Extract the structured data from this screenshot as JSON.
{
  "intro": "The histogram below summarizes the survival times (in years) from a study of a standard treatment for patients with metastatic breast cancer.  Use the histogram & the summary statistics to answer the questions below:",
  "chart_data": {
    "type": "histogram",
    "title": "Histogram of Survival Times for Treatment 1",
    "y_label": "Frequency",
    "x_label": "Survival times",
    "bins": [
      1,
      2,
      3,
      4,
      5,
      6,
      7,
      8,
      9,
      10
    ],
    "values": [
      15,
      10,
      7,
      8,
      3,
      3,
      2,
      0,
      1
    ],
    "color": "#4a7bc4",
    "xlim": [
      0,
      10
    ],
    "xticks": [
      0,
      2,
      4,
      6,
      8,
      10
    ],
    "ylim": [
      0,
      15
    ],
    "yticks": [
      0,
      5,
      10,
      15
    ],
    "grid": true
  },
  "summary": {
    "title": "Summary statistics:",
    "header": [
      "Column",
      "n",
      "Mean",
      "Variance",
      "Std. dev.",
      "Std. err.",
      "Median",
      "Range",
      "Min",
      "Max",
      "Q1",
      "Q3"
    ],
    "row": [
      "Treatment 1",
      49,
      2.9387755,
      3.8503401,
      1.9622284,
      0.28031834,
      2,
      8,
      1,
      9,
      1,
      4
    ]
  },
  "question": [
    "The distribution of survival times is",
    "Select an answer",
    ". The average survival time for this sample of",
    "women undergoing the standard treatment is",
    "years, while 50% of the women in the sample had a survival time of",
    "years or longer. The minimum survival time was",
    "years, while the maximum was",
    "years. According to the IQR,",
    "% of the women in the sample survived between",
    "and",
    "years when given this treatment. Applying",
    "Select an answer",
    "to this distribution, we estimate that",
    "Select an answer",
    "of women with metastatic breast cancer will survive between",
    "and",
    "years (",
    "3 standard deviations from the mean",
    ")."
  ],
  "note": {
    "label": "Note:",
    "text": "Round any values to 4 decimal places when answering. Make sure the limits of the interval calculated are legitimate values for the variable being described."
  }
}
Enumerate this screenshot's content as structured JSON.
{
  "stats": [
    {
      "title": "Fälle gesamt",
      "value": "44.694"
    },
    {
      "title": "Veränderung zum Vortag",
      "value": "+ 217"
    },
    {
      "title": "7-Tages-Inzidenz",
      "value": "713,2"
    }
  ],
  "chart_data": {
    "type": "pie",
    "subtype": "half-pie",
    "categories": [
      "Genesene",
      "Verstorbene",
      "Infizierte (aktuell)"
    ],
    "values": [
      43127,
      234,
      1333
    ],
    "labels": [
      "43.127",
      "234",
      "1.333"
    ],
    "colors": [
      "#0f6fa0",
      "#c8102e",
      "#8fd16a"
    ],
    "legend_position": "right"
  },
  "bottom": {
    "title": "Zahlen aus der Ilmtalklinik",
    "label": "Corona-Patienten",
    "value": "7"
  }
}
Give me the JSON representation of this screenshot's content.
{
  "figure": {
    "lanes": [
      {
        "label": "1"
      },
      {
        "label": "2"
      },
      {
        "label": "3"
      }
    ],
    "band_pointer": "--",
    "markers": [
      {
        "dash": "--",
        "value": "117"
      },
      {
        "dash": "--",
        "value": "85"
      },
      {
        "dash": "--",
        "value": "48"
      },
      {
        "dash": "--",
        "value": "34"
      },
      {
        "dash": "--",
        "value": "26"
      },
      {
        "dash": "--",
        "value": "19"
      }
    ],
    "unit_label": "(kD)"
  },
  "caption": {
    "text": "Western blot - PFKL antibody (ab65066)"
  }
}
• • • • • • •
### TASK DESCRIPTION
Respond with a number only: how many lines in the material contain the string "standard"?

### OUTPUT FOR THIS TASK
3